■ **The records**
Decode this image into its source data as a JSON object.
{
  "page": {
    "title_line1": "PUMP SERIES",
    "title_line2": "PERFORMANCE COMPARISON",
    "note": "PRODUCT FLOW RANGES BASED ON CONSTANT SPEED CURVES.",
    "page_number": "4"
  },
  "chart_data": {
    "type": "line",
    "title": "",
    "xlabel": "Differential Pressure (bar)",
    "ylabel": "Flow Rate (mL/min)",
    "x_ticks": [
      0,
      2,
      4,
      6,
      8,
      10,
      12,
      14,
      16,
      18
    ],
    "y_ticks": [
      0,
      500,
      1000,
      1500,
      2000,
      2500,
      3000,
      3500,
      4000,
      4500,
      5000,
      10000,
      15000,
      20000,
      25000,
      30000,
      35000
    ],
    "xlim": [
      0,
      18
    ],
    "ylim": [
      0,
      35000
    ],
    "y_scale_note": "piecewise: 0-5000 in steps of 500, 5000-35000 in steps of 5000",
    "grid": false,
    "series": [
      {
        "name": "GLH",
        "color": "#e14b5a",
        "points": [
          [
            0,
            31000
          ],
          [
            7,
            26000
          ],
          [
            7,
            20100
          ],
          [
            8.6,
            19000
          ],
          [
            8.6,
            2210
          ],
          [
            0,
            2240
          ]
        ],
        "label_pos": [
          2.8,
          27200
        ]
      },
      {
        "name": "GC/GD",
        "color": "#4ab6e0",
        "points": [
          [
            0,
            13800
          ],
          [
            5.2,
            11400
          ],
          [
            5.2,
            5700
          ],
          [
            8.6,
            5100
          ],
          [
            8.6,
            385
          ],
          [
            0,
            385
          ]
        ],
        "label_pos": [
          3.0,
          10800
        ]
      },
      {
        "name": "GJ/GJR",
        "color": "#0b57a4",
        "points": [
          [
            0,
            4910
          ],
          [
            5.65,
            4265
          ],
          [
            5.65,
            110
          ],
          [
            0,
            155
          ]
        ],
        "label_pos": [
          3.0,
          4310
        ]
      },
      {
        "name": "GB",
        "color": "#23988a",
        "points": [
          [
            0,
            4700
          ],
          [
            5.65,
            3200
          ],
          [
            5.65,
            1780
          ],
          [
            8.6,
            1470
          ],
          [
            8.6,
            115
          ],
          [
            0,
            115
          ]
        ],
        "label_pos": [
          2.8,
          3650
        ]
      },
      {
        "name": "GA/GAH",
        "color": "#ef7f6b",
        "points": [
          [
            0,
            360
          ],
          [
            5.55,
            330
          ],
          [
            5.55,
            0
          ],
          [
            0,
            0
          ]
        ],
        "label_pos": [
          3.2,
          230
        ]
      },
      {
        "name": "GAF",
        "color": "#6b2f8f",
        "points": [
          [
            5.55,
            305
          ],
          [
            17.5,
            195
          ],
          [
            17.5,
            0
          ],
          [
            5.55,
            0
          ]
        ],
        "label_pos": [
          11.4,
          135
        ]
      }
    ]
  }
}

■ **Requirement**
Reproduce the material exactly, with every line intact.

■ **Correct output**
Decode this image into its source data as a JSON object.
{
  "page": {
    "title_line1": "PUMP SERIES",
    "title_line2": "PERFORMANCE COMPARISON",
    "note": "PRODUCT FLOW RANGES BASED ON CONSTANT SPEED CURVES.",
    "page_number": "4"
  },
  "chart_data": {
    "type": "line",
    "title": "",
    "xlabel": "Differential Pressure (bar)",
    "ylabel": "Flow Rate (mL/min)",
    "x_ticks": [
      0,
      2,
      4,
      6,
      8,
      10,
      12,
      14,
      16,
      18
    ],
    "y_ticks": [
      0,
      500,
      1000,
      1500,
      2000,
      2500,
      3000,
      3500,
      4000,
      4500,
      5000,
      10000,
      15000,
      20000,
      25000,
      30000,
      35000
    ],
    "xlim": [
      0,
      18
    ],
    "ylim": [
      0,
      35000
    ],
    "y_scale_note": "piecewise: 0-5000 in steps of 500, 5000-35000 in steps of 5000",
    "grid": false,
    "series": [
      {
        "name": "GLH",
        "color": "#e14b5a",
        "points": [
          [
            0,
            31000
          ],
          [
            7,
            26000
          ],
          [
            7,
            20100
          ],
          [
            8.6,
            19000
          ],
          [
            8.6,
            2210
          ],
          [
            0,
            2240
          ]
        ],
        "label_pos": [
          2.8,
          27200
        ]
      },
      {
        "name": "GC/GD",
        "color": "#4ab6e0",
        "points": [
          [
            0,
            13800
          ],
          [
            5.2,
            11400
          ],
          [
            5.2,
            5700
          ],
          [
            8.6,
            5100
          ],
          [
            8.6,
            385
          ],
          [
            0,
            385
          ]
        ],
        "label_pos": [
          3.0,
          10800
        ]
      },
      {
        "name": "GJ/GJR",
        "color": "#0b57a4",
        "points": [
          [
            0,
            4910
          ],
          [
            5.65,
            4265
          ],
          [
            5.65,
            110
          ],
          [
            0,
            155
          ]
        ],
        "label_pos": [
          3.0,
          4310
        ]
      },
      {
        "name": "GB",
        "color": "#23988a",
        "points": [
          [
            0,
            4700
          ],
          [
            5.65,
            3200
          ],
          [
            5.65,
            1780
          ],
          [
            8.6,
            1470
          ],
          [
            8.6,
            115
          ],
          [
            0,
            115
          ]
        ],
        "label_pos": [
          2.8,
          3650
        ]
      },
      {
        "name": "GA/GAH",
        "color": "#ef7f6b",
        "points": [
          [
            0,
            360
          ],
          [
            5.55,
            330
          ],
          [
            5.55,
            0
          ],
          [
            0,
            0
          ]
        ],
        "label_pos": [
          3.2,
          230
        ]
      },
      {
        "name": "GAF",
        "color": "#6b2f8f",
        "points": [
          [
            5.55,
            305
          ],
          [
            17.5,
            195
          ],
          [
            17.5,
            0
          ],
          [
            5.55,
            0
          ]
        ],
        "label_pos": [
          11.4,
          135
        ]
      }
    ]
  }
}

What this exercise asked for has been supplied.